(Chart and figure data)

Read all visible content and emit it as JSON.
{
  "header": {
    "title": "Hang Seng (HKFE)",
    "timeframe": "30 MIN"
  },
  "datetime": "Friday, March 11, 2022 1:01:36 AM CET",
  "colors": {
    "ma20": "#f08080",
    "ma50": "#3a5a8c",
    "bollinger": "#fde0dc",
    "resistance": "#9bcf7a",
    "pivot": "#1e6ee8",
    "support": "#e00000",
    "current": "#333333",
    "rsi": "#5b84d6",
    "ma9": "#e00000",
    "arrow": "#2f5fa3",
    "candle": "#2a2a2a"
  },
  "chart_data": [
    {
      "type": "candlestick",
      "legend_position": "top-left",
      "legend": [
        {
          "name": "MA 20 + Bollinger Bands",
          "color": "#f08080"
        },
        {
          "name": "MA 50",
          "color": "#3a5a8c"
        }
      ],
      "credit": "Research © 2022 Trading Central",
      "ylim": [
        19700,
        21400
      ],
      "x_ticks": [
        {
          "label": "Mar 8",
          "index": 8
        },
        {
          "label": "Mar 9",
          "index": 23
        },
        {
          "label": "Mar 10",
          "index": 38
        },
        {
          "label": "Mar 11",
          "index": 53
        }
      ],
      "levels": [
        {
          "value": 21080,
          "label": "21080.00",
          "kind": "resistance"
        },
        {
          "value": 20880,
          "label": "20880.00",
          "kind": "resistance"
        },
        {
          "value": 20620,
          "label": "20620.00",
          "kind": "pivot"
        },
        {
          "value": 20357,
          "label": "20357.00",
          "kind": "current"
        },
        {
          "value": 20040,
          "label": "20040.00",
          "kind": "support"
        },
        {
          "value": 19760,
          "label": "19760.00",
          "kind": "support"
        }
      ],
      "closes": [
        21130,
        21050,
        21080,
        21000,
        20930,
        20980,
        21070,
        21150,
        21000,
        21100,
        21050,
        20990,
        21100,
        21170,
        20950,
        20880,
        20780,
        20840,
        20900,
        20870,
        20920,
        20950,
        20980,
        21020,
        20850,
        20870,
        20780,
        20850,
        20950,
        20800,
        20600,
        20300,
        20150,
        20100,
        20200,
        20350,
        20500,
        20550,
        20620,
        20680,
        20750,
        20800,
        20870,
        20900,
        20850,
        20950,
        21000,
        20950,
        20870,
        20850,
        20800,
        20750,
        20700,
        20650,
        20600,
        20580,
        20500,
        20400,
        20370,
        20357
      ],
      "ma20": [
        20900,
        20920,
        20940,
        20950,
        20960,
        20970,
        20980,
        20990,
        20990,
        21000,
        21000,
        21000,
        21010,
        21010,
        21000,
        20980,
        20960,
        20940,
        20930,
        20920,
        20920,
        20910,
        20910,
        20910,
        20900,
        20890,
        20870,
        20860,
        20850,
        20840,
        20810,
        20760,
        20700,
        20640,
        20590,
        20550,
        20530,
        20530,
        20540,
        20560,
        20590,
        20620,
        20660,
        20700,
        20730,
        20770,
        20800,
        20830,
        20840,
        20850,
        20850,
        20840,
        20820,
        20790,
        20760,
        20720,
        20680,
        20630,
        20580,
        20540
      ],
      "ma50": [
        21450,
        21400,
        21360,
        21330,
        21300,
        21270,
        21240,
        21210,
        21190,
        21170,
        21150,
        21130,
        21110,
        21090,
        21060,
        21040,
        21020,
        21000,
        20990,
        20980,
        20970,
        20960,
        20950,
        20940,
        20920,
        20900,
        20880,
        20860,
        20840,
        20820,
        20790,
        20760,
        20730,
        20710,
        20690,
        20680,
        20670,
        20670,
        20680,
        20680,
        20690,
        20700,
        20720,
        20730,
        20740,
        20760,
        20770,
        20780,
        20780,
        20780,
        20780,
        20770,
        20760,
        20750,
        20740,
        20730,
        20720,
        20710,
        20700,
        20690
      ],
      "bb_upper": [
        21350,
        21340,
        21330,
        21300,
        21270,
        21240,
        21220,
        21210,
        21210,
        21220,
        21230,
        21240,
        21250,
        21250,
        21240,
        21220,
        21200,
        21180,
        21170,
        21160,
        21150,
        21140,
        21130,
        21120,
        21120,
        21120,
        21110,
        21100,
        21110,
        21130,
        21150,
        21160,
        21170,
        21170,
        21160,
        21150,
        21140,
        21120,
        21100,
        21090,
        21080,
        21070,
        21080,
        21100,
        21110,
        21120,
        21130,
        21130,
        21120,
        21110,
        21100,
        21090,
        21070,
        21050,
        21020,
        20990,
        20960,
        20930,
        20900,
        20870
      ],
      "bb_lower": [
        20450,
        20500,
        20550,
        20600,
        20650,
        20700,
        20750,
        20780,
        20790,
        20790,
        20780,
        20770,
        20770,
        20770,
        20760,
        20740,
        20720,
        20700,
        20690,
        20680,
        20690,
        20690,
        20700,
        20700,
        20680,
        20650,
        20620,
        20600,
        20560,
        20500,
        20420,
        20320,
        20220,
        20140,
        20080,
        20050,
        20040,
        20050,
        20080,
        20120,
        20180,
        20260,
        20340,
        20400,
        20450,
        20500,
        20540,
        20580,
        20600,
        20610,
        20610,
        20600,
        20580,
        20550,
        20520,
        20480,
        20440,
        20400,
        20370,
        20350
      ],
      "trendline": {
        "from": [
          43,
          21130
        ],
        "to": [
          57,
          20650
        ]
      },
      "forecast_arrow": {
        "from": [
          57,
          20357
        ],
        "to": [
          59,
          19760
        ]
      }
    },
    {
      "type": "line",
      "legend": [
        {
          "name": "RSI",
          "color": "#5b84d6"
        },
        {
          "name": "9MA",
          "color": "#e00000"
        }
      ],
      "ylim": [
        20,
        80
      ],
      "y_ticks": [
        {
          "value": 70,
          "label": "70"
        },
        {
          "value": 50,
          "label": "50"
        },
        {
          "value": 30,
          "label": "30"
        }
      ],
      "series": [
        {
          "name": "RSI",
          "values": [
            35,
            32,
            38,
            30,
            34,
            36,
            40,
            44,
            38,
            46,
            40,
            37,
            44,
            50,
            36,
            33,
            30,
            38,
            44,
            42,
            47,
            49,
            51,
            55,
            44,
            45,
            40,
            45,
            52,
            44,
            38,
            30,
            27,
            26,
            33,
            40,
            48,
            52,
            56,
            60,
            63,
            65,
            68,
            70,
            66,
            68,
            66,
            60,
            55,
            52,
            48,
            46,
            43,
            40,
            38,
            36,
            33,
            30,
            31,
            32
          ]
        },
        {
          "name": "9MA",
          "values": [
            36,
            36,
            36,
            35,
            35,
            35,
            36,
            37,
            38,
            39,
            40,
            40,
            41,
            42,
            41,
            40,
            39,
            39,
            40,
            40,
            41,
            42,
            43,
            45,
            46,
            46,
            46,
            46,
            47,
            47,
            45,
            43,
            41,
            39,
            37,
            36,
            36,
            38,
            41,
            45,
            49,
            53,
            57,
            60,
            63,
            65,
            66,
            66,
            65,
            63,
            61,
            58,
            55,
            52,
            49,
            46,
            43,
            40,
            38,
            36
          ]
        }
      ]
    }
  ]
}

AIM: Print back all the lines verbatim.

EXERCISE ANSWER:
Read all visible content and emit it as JSON.
{
  "header": {
    "title": "Hang Seng (HKFE)",
    "timeframe": "30 MIN"
  },
  "datetime": "Friday, March 11, 2022 1:01:36 AM CET",
  "colors": {
    "ma20": "#f08080",
    "ma50": "#3a5a8c",
    "bollinger": "#fde0dc",
    "resistance": "#9bcf7a",
    "pivot": "#1e6ee8",
    "support": "#e00000",
    "current": "#333333",
    "rsi": "#5b84d6",
    "ma9": "#e00000",
    "arrow": "#2f5fa3",
    "candle": "#2a2a2a"
  },
  "chart_data": [
    {
      "type": "candlestick",
      "legend_position": "top-left",
      "legend": [
        {
          "name": "MA 20 + Bollinger Bands",
          "color": "#f08080"
        },
        {
          "name": "MA 50",
          "color": "#3a5a8c"
        }
      ],
      "credit": "Research © 2022 Trading Central",
      "ylim": [
        19700,
        21400
      ],
      "x_ticks": [
        {
          "label": "Mar 8",
          "index": 8
        },
        {
          "label": "Mar 9",
          "index": 23
        },
        {
          "label": "Mar 10",
          "index": 38
        },
        {
          "label": "Mar 11",
          "index": 53
        }
      ],
      "levels": [
        {
          "value": 21080,
          "label": "21080.00",
          "kind": "resistance"
        },
        {
          "value": 20880,
          "label": "20880.00",
          "kind": "resistance"
        },
        {
          "value": 20620,
          "label": "20620.00",
          "kind": "pivot"
        },
        {
          "value": 20357,
          "label": "20357.00",
          "kind": "current"
        },
        {
          "value": 20040,
          "label": "20040.00",
          "kind": "support"
        },
        {
          "value": 19760,
          "label": "19760.00",
          "kind": "support"
        }
      ],
      "closes": [
        21130,
        21050,
        21080,
        21000,
        20930,
        20980,
        21070,
        21150,
        21000,
        21100,
        21050,
        20990,
        21100,
        21170,
        20950,
        20880,
        20780,
        20840,
        20900,
        20870,
        20920,
        20950,
        20980,
        21020,
        20850,
        20870,
        20780,
        20850,
        20950,
        20800,
        20600,
        20300,
        20150,
        20100,
        20200,
        20350,
        20500,
        20550,
        20620,
        20680,
        20750,
        20800,
        20870,
        20900,
        20850,
        20950,
        21000,
        20950,
        20870,
        20850,
        20800,
        20750,
        20700,
        20650,
        20600,
        20580,
        20500,
        20400,
        20370,
        20357
      ],
      "ma20": [
        20900,
        20920,
        20940,
        20950,
        20960,
        20970,
        20980,
        20990,
        20990,
        21000,
        21000,
        21000,
        21010,
        21010,
        21000,
        20980,
        20960,
        20940,
        20930,
        20920,
        20920,
        20910,
        20910,
        20910,
        20900,
        20890,
        20870,
        20860,
        20850,
        20840,
        20810,
        20760,
        20700,
        20640,
        20590,
        20550,
        20530,
        20530,
        20540,
        20560,
        20590,
        20620,
        20660,
        20700,
        20730,
        20770,
        20800,
        20830,
        20840,
        20850,
        20850,
        20840,
        20820,
        20790,
        20760,
        20720,
        20680,
        20630,
        20580,
        20540
      ],
      "ma50": [
        21450,
        21400,
        21360,
        21330,
        21300,
        21270,
        21240,
        21210,
        21190,
        21170,
        21150,
        21130,
        21110,
        21090,
        21060,
        21040,
        21020,
        21000,
        20990,
        20980,
        20970,
        20960,
        20950,
        20940,
        20920,
        20900,
        20880,
        20860,
        20840,
        20820,
        20790,
        20760,
        20730,
        20710,
        20690,
        20680,
        20670,
        20670,
        20680,
        20680,
        20690,
        20700,
        20720,
        20730,
        20740,
        20760,
        20770,
        20780,
        20780,
        20780,
        20780,
        20770,
        20760,
        20750,
        20740,
        20730,
        20720,
        20710,
        20700,
        20690
      ],
      "bb_upper": [
        21350,
        21340,
        21330,
        21300,
        21270,
        21240,
        21220,
        21210,
        21210,
        21220,
        21230,
        21240,
        21250,
        21250,
        21240,
        21220,
        21200,
        21180,
        21170,
        21160,
        21150,
        21140,
        21130,
        21120,
        21120,
        21120,
        21110,
        21100,
        21110,
        21130,
        21150,
        21160,
        21170,
        21170,
        21160,
        21150,
        21140,
        21120,
        21100,
        21090,
        21080,
        21070,
        21080,
        21100,
        21110,
        21120,
        21130,
        21130,
        21120,
        21110,
        21100,
        21090,
        21070,
        21050,
        21020,
        20990,
        20960,
        20930,
        20900,
        20870
      ],
      "bb_lower": [
        20450,
        20500,
        20550,
        20600,
        20650,
        20700,
        20750,
        20780,
        20790,
        20790,
        20780,
        20770,
        20770,
        20770,
        20760,
        20740,
        20720,
        20700,
        20690,
        20680,
        20690,
        20690,
        20700,
        20700,
        20680,
        20650,
        20620,
        20600,
        20560,
        20500,
        20420,
        20320,
        20220,
        20140,
        20080,
        20050,
        20040,
        20050,
        20080,
        20120,
        20180,
        20260,
        20340,
        20400,
        20450,
        20500,
        20540,
        20580,
        20600,
        20610,
        20610,
        20600,
        20580,
        20550,
        20520,
        20480,
        20440,
        20400,
        20370,
        20350
      ],
      "trendline": {
        "from": [
          43,
          21130
        ],
        "to": [
          57,
          20650
        ]
      },
      "forecast_arrow": {
        "from": [
          57,
          20357
        ],
        "to": [
          59,
          19760
        ]
      }
    },
    {
      "type": "line",
      "legend": [
        {
          "name": "RSI",
          "color": "#5b84d6"
        },
        {
          "name": "9MA",
          "color": "#e00000"
        }
      ],
      "ylim": [
        20,
        80
      ],
      "y_ticks": [
        {
          "value": 70,
          "label": "70"
        },
        {
          "value": 50,
          "label": "50"
        },
        {
          "value": 30,
          "label": "30"
        }
      ],
      "series": [
        {
          "name": "RSI",
          "values": [
            35,
            32,
            38,
            30,
            34,
            36,
            40,
            44,
            38,
            46,
            40,
            37,
            44,
            50,
            36,
            33,
            30,
            38,
            44,
            42,
            47,
            49,
            51,
            55,
            44,
            45,
            40,
            45,
            52,
            44,
            38,
            30,
            27,
            26,
            33,
            40,
            48,
            52,
            56,
            60,
            63,
            65,
            68,
            70,
            66,
            68,
            66,
            60,
            55,
            52,
            48,
            46,
            43,
            40,
            38,
            36,
            33,
            30,
            31,
            32
          ]
        },
        {
          "name": "9MA",
          "values": [
            36,
            36,
            36,
            35,
            35,
            35,
            36,
            37,
            38,
            39,
            40,
            40,
            41,
            42,
            41,
            40,
            39,
            39,
            40,
            40,
            41,
            42,
            43,
            45,
            46,
            46,
            46,
            46,
            47,
            47,
            45,
            43,
            41,
            39,
            37,
            36,
            36,
            38,
            41,
            45,
            49,
            53,
            57,
            60,
            63,
            65,
            66,
            66,
            65,
            63,
            61,
            58,
            55,
            52,
            49,
            46,
            43,
            40,
            38,
            36
          ]
        }
      ]
    }
  ]
}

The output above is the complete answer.